▶ **Requirement**:
The data follows this line. Copy verbatim the line with "Extract the structured" and each line after it to the end.

▶ **Provided entries**:
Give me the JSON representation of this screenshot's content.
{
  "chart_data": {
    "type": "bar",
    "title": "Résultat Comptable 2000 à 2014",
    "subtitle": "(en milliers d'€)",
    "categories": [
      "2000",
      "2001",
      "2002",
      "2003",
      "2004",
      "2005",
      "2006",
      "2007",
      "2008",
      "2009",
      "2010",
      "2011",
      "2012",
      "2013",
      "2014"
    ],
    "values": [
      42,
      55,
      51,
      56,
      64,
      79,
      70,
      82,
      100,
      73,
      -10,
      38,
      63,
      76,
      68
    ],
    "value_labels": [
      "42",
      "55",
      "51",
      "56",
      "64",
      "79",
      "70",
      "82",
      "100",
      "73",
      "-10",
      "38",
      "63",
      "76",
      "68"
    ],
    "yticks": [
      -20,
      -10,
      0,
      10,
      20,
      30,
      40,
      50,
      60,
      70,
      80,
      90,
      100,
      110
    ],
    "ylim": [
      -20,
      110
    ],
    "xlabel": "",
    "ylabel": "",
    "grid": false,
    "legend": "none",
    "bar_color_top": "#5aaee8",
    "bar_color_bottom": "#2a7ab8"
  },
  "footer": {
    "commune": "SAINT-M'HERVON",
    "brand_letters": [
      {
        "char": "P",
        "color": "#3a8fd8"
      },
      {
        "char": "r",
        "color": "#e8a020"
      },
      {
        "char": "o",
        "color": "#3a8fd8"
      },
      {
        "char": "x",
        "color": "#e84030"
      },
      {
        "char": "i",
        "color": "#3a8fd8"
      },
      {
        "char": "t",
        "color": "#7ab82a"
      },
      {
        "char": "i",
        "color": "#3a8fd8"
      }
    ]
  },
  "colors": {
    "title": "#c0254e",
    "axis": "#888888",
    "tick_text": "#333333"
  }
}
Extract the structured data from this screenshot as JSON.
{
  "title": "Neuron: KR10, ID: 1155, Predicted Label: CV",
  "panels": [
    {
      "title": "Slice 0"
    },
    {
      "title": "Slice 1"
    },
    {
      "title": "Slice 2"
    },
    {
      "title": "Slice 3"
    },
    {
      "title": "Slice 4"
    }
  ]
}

▶ **Completed exercise**:
Extract the structured data from this screenshot as JSON.
{
  "title": "Neuron: KR10, ID: 1155, Predicted Label: CV",
  "panels": [
    {
      "title": "Slice 0"
    },
    {
      "title": "Slice 1"
    },
    {
      "title": "Slice 2"
    },
    {
      "title": "Slice 3"
    },
    {
      "title": "Slice 4"
    }
  ]
}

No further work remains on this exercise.